* [Written problem]:
Pick out each line in the items below that contains the word "receiving" and copy it in full.

* [Saved entries]:
------------------------
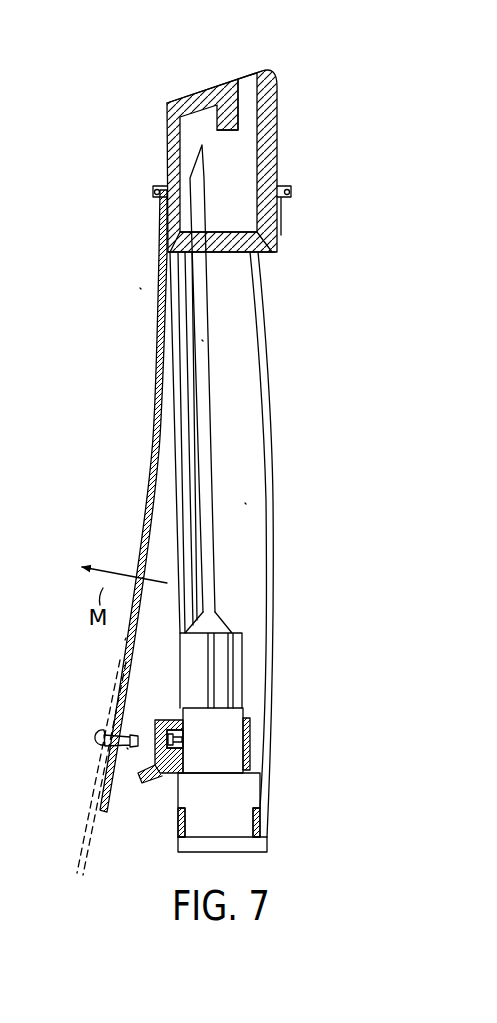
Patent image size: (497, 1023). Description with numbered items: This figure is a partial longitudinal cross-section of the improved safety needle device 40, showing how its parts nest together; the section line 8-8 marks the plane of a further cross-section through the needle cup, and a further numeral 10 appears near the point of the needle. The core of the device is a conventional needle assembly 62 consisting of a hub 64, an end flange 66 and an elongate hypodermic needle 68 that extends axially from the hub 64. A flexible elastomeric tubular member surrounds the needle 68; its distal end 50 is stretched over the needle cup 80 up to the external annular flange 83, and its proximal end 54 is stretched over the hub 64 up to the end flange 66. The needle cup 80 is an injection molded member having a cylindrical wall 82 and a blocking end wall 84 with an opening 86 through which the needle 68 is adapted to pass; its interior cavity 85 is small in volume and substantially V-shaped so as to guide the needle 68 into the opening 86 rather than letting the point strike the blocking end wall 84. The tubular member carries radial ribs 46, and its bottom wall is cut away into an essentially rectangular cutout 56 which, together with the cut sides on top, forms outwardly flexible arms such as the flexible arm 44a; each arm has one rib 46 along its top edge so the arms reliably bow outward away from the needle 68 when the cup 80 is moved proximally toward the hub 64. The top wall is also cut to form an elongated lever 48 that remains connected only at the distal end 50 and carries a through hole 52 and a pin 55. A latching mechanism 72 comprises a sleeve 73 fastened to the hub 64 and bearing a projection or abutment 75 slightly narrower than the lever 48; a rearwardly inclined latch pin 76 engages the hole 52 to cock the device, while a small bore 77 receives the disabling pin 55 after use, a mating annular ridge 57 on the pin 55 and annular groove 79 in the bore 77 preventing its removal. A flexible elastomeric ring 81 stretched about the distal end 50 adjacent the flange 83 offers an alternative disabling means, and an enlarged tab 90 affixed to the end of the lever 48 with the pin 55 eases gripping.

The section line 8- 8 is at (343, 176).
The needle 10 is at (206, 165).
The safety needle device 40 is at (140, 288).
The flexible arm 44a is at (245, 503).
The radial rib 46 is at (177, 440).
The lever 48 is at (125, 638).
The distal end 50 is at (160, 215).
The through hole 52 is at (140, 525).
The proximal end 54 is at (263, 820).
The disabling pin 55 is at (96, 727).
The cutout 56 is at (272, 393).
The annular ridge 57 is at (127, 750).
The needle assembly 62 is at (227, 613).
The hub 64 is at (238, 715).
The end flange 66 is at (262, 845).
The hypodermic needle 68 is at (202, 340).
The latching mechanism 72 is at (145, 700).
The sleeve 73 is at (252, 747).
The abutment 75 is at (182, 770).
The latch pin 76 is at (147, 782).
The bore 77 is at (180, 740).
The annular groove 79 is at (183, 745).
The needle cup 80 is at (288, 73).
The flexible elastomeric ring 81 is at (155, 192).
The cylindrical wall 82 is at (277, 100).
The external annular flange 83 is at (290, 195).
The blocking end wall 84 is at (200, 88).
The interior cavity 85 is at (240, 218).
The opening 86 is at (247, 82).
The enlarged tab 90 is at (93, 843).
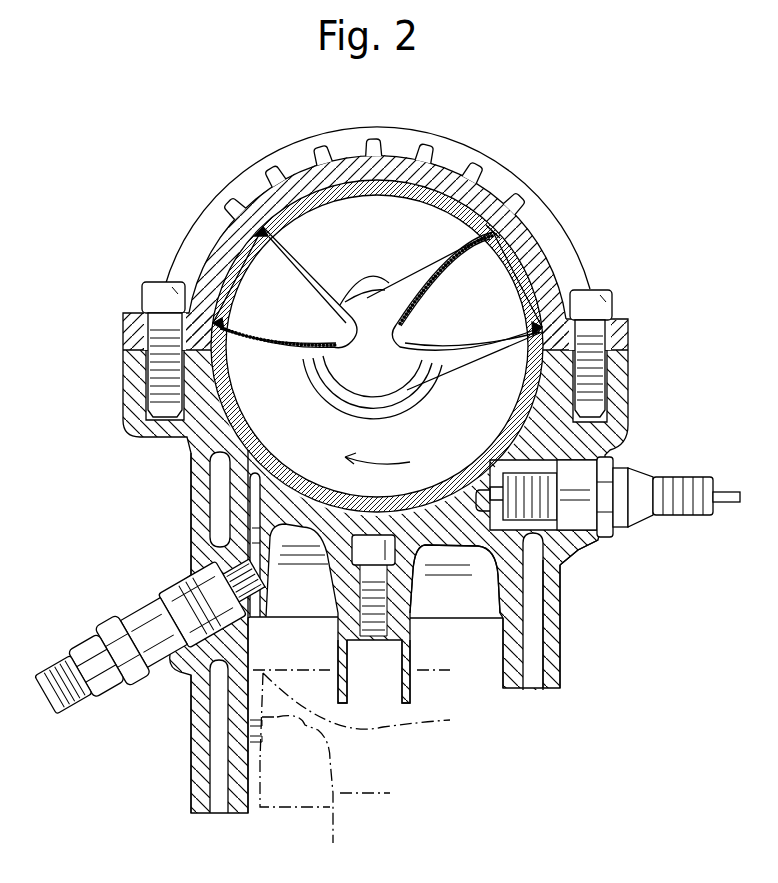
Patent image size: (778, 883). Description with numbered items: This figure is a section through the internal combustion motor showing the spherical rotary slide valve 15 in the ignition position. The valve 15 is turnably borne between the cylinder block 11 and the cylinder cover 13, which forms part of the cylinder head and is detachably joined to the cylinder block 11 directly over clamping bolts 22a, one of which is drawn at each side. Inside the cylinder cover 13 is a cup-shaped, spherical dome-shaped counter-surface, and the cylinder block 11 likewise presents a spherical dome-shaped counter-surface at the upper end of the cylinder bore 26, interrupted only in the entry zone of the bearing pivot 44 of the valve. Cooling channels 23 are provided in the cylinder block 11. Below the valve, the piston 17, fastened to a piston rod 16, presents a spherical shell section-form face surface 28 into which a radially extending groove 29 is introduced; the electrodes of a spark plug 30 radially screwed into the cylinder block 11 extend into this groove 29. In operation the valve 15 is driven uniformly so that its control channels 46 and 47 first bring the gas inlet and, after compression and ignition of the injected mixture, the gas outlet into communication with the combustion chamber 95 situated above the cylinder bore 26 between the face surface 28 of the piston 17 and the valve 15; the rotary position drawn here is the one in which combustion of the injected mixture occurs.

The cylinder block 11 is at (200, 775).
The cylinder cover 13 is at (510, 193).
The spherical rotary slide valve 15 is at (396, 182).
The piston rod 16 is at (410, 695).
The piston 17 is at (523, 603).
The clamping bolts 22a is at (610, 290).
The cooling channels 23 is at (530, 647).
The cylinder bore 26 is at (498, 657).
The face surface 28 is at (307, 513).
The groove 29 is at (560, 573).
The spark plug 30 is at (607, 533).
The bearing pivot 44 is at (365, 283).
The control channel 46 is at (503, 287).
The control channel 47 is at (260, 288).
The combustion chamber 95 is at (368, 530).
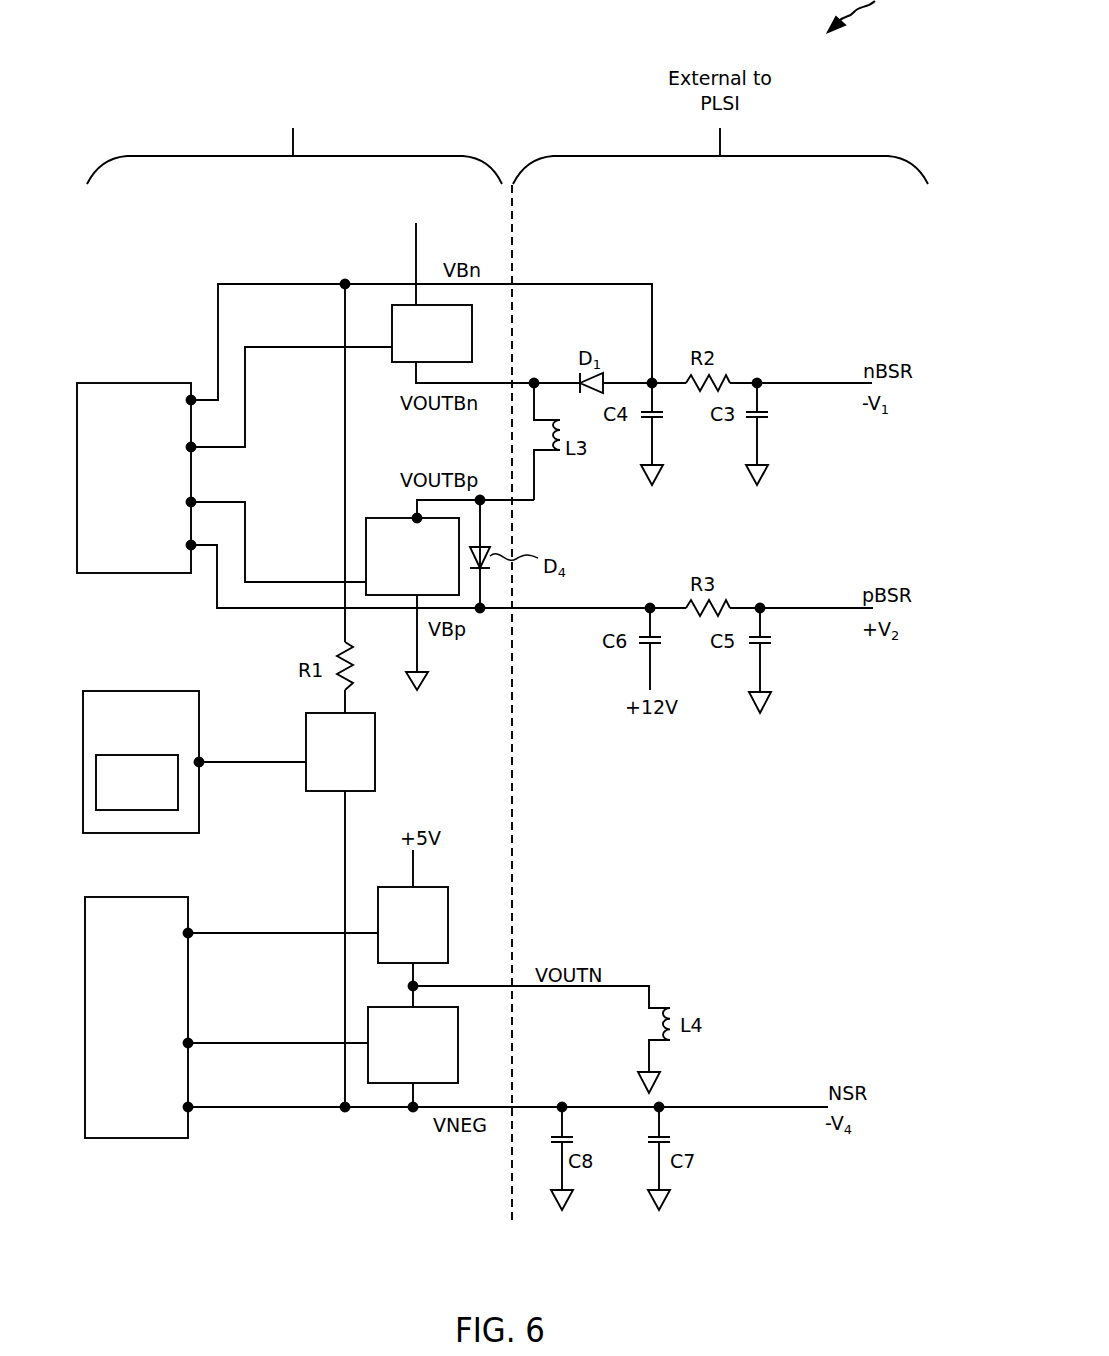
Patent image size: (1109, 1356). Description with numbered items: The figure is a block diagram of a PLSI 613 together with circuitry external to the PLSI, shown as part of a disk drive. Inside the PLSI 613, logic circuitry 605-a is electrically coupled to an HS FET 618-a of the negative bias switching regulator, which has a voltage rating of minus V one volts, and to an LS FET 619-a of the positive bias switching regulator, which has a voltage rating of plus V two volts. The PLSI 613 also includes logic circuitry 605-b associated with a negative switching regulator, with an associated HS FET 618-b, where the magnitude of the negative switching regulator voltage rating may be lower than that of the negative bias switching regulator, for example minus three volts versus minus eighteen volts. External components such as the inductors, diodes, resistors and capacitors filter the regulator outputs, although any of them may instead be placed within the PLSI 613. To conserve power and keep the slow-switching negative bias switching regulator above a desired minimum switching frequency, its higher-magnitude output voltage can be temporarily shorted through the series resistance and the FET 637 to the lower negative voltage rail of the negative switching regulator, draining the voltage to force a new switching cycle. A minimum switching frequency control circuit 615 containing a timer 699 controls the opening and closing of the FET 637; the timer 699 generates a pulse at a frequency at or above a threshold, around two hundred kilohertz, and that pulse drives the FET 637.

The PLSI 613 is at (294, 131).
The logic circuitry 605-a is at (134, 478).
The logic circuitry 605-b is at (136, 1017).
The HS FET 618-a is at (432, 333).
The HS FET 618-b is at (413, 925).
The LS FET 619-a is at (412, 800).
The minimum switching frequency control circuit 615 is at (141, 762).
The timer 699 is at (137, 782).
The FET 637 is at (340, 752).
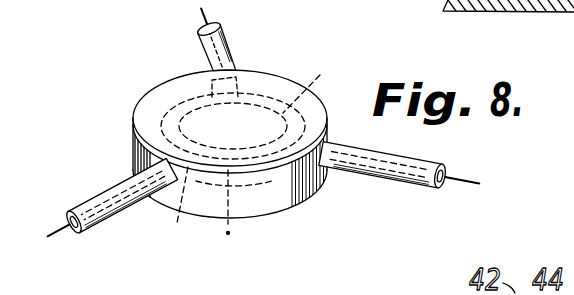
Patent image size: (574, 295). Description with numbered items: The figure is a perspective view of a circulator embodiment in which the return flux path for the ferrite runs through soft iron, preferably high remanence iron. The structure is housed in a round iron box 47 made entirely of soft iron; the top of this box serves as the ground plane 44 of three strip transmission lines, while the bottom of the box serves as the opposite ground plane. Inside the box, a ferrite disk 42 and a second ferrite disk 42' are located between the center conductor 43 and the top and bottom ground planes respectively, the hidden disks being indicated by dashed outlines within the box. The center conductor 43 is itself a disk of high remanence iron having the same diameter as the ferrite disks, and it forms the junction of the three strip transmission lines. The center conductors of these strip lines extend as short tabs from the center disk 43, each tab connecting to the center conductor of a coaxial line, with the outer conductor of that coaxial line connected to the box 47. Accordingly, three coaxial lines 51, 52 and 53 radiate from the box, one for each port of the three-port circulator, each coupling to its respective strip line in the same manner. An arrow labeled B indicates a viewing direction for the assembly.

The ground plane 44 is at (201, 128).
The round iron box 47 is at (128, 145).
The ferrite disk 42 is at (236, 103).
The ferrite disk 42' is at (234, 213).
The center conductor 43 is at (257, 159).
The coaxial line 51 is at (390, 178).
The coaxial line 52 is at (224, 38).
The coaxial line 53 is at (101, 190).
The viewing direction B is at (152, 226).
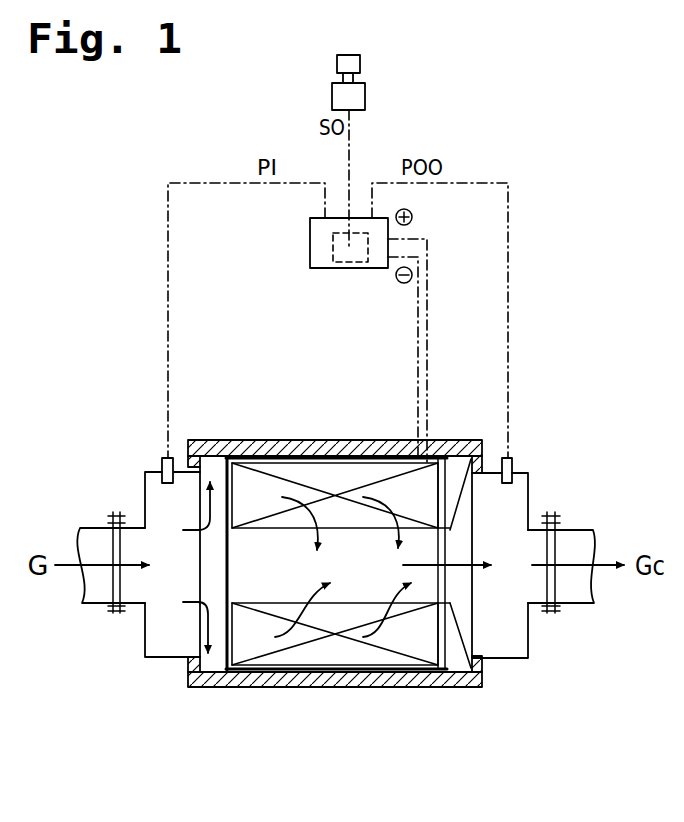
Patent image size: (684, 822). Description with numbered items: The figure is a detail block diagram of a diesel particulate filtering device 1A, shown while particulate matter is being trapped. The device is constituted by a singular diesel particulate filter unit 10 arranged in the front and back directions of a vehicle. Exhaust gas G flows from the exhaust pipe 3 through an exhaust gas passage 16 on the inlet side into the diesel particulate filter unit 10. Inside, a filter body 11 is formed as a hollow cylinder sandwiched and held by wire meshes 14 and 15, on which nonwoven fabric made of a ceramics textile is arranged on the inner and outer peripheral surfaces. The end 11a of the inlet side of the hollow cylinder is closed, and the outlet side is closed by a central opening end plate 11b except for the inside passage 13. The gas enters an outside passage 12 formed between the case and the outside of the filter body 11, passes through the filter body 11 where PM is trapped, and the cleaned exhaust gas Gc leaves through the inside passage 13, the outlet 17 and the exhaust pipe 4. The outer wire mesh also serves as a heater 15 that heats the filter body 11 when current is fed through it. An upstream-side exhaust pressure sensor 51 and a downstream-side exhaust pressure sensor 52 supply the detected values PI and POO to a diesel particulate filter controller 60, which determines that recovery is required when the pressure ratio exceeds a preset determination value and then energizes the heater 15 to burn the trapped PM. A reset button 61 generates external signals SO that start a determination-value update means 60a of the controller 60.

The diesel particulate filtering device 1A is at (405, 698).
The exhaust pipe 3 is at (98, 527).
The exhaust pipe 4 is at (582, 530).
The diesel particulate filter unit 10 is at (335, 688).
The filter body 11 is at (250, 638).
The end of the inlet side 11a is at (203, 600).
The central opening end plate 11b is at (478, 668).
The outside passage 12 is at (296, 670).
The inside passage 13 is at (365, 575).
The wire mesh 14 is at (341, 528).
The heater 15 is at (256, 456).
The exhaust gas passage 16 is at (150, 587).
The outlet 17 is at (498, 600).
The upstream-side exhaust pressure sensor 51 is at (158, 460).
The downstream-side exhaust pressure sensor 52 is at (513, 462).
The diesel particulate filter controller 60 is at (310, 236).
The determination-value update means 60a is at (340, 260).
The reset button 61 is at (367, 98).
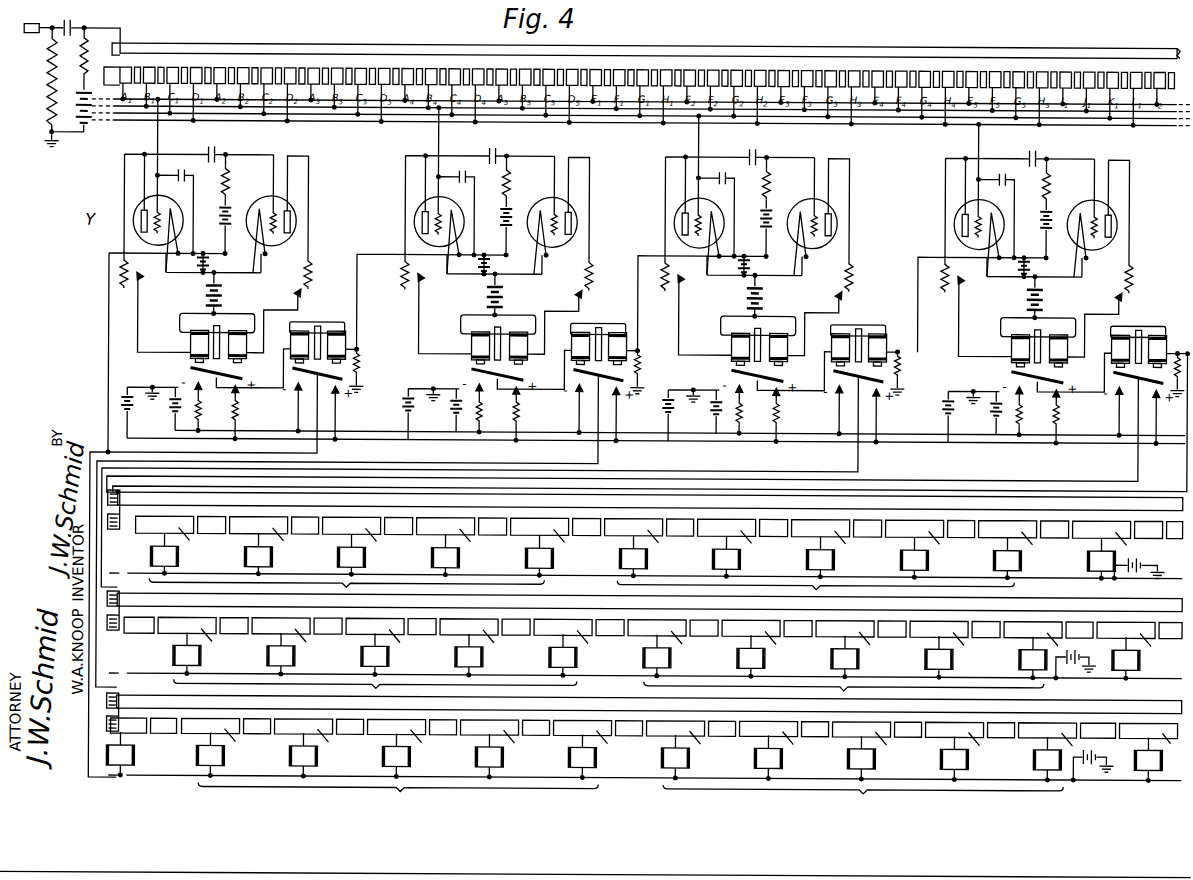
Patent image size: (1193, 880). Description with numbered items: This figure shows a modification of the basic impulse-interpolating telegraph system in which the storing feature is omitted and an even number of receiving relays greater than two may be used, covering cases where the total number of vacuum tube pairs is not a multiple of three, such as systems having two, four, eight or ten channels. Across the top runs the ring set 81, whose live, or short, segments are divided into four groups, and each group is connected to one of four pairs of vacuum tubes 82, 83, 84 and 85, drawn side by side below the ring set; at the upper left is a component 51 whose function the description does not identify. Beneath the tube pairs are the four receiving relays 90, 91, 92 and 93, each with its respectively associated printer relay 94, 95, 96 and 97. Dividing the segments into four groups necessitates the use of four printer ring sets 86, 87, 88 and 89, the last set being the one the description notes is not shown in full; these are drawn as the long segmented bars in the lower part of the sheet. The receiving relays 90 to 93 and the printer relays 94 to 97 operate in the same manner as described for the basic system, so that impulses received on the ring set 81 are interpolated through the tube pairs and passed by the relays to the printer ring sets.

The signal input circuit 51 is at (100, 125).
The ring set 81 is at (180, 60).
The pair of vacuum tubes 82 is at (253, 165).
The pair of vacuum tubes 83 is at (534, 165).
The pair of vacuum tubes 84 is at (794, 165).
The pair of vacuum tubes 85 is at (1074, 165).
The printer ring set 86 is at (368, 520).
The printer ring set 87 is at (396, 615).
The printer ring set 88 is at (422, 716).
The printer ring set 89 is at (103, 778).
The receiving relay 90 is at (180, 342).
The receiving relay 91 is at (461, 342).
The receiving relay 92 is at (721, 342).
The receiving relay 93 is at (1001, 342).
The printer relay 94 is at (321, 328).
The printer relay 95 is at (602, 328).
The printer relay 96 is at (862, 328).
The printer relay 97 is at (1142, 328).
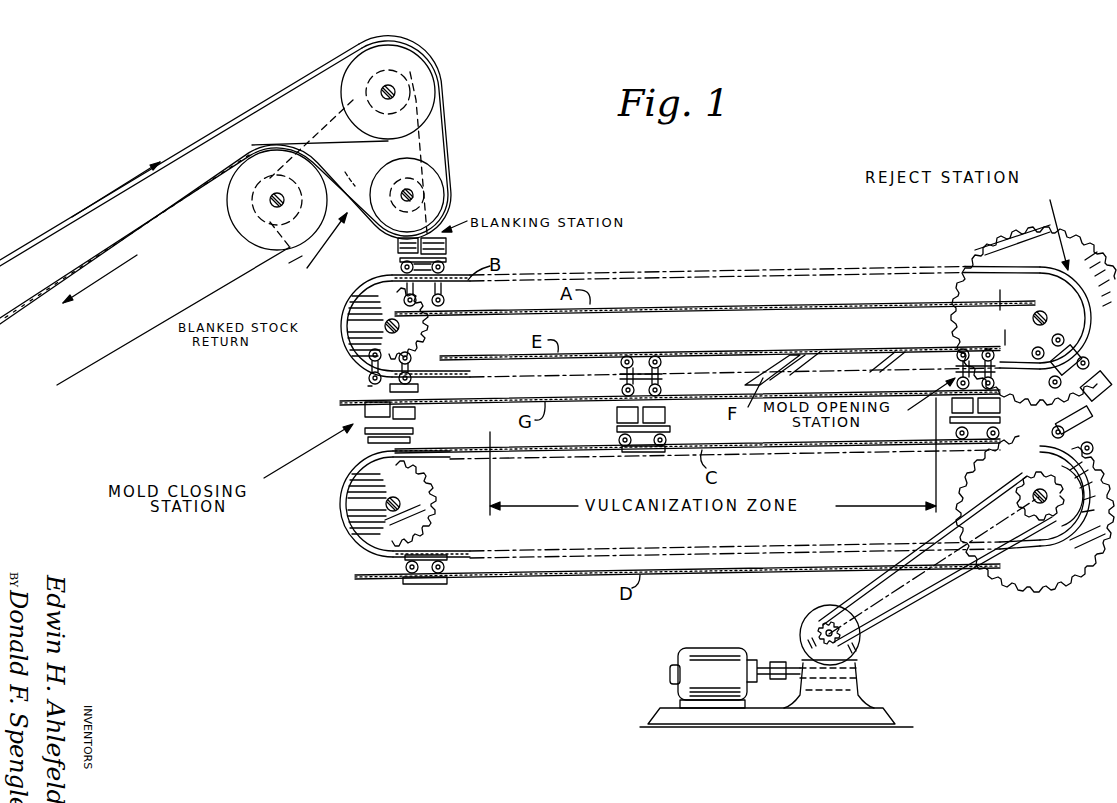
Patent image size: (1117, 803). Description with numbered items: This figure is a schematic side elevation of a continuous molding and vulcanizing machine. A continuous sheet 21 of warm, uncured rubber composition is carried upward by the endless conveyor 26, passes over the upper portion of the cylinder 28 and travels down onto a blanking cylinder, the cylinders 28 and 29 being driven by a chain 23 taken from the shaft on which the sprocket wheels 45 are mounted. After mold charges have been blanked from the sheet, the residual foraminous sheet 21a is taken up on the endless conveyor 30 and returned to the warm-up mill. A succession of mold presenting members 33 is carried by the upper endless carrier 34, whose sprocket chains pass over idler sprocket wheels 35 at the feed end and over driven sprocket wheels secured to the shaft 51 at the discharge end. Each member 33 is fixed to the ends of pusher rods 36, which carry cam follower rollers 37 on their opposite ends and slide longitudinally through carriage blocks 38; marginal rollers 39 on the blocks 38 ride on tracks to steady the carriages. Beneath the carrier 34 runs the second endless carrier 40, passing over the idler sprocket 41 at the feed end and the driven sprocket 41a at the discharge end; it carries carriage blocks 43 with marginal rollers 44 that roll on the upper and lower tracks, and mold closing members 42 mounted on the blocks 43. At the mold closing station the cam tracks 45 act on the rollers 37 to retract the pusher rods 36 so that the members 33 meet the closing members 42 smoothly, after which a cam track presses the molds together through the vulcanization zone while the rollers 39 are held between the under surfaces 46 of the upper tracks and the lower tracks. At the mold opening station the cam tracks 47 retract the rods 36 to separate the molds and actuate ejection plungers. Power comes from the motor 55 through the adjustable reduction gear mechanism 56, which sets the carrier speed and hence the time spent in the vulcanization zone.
------------------------
* [Task solution]:
Patent image size: (1193, 880). Description with numbered items: This figure shows a modification of the basic impulse-interpolating telegraph system in which the storing feature is omitted and an even number of receiving relays greater than two may be used, covering cases where the total number of vacuum tube pairs is not a multiple of three, such as systems having two, four, eight or ten channels. Across the top runs the ring set 81, whose live, or short, segments are divided into four groups, and each group is connected to one of four pairs of vacuum tubes 82, 83, 84 and 85, drawn side by side below the ring set; at the upper left is a component 51 whose function the description does not identify. Beneath the tube pairs are the four receiving relays 90, 91, 92 and 93, each with its respectively associated printer relay 94, 95, 96 and 97. Dividing the segments into four groups necessitates the use of four printer ring sets 86, 87, 88 and 89, the last set being the one the description notes is not shown in full; these are drawn as the long segmented bars in the lower part of the sheet. The receiving relays 90 to 93 and the printer relays 94 to 97 operate in the same manner as described for the basic system, so that impulses received on the ring set 81 are interpolated through the tube pairs and passed by the relays to the printer ring sets.
The receiving relay 90 is at (180, 342).
The receiving relay 91 is at (461, 342).
The receiving relay 92 is at (721, 342).
The receiving relay 93 is at (1001, 342).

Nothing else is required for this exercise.